Can you transcribe every entry word for word, skipping the images?

**DATA ENTRIES:**
<<<<
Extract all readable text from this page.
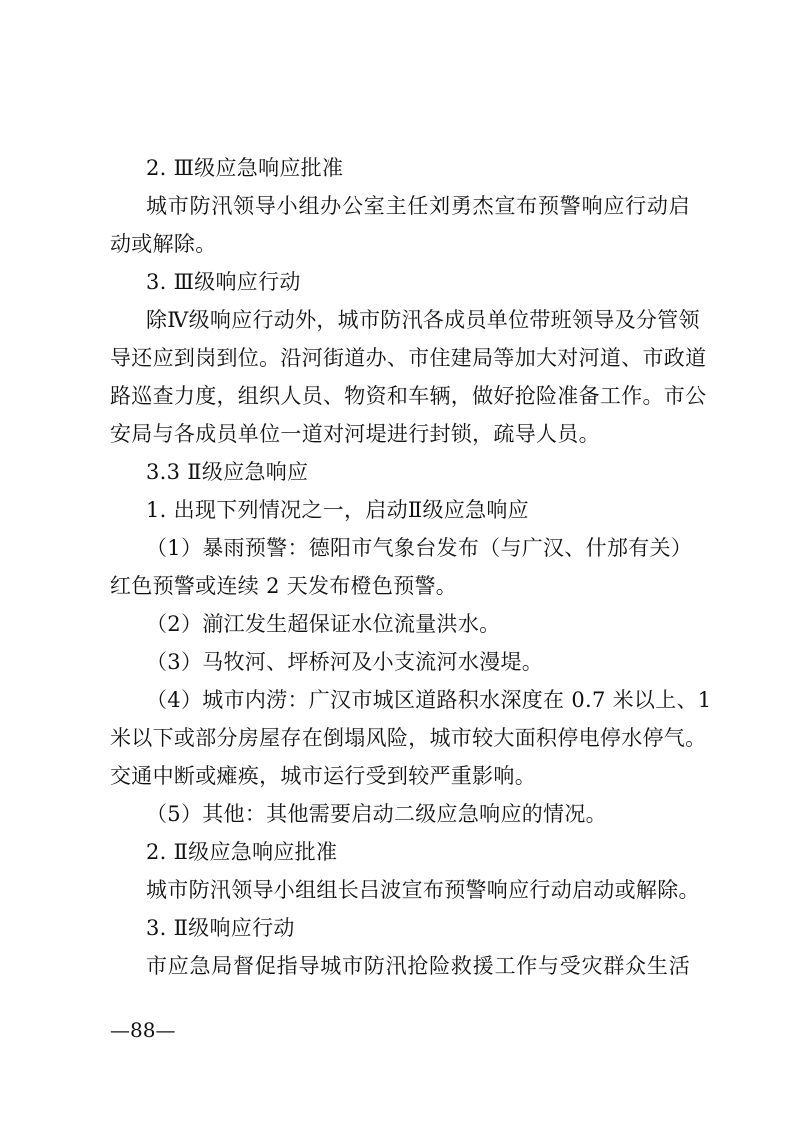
2. Ⅲ级应急响应批准
城市防汛领导小组办公室主任刘勇杰宣布预警响应行动启
动或解除。
3. Ⅲ级响应行动
除Ⅳ级响应行动外，城市防汛各成员单位带班领导及分管领
导还应到岗到位。沿河街道办、市住建局等加大对河道、市政道
路巡查力度，组织人员、物资和车辆，做好抢险准备工作。市公
安局与各成员单位一道对河堤进行封锁，疏导人员。
3.3 Ⅱ级应急响应
1. 出现下列情况之一，启动Ⅱ级应急响应
（1）暴雨预警：德阳市气象台发布（与广汉、什邡有关）
红色预警或连续 2 天发布橙色预警。
（2）湔江发生超保证水位流量洪水。
（3）马牧河、坪桥河及小支流河水漫堤。
（4）城市内涝：广汉市城区道路积水深度在 0.7 米以上、1
米以下或部分房屋存在倒塌风险，城市较大面积停电停水停气。
交通中断或瘫痪，城市运行受到较严重影响。
（5）其他：其他需要启动二级应急响应的情况。
2. Ⅱ级应急响应批准
城市防汛领导小组组长吕波宣布预警响应行动启动或解除。
3. Ⅱ级响应行动
市应急局督促指导城市防汛抢险救援工作与受灾群众生活
—88—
>>>>
**OUTPUT:**
Extract all readable text from this page.
2. Ⅲ级应急响应批准
城市防汛领导小组办公室主任刘勇杰宣布预警响应行动启
动或解除。
3. Ⅲ级响应行动
除Ⅳ级响应行动外，城市防汛各成员单位带班领导及分管领
导还应到岗到位。沿河街道办、市住建局等加大对河道、市政道
路巡查力度，组织人员、物资和车辆，做好抢险准备工作。市公
安局与各成员单位一道对河堤进行封锁，疏导人员。
3.3 Ⅱ级应急响应
1. 出现下列情况之一，启动Ⅱ级应急响应
（1）暴雨预警：德阳市气象台发布（与广汉、什邡有关）
红色预警或连续 2 天发布橙色预警。
（2）湔江发生超保证水位流量洪水。
（3）马牧河、坪桥河及小支流河水漫堤。
（4）城市内涝：广汉市城区道路积水深度在 0.7 米以上、1
米以下或部分房屋存在倒塌风险，城市较大面积停电停水停气。
交通中断或瘫痪，城市运行受到较严重影响。
（5）其他：其他需要启动二级应急响应的情况。
2. Ⅱ级应急响应批准
城市防汛领导小组组长吕波宣布预警响应行动启动或解除。
3. Ⅱ级响应行动
市应急局督促指导城市防汛抢险救援工作与受灾群众生活
—88—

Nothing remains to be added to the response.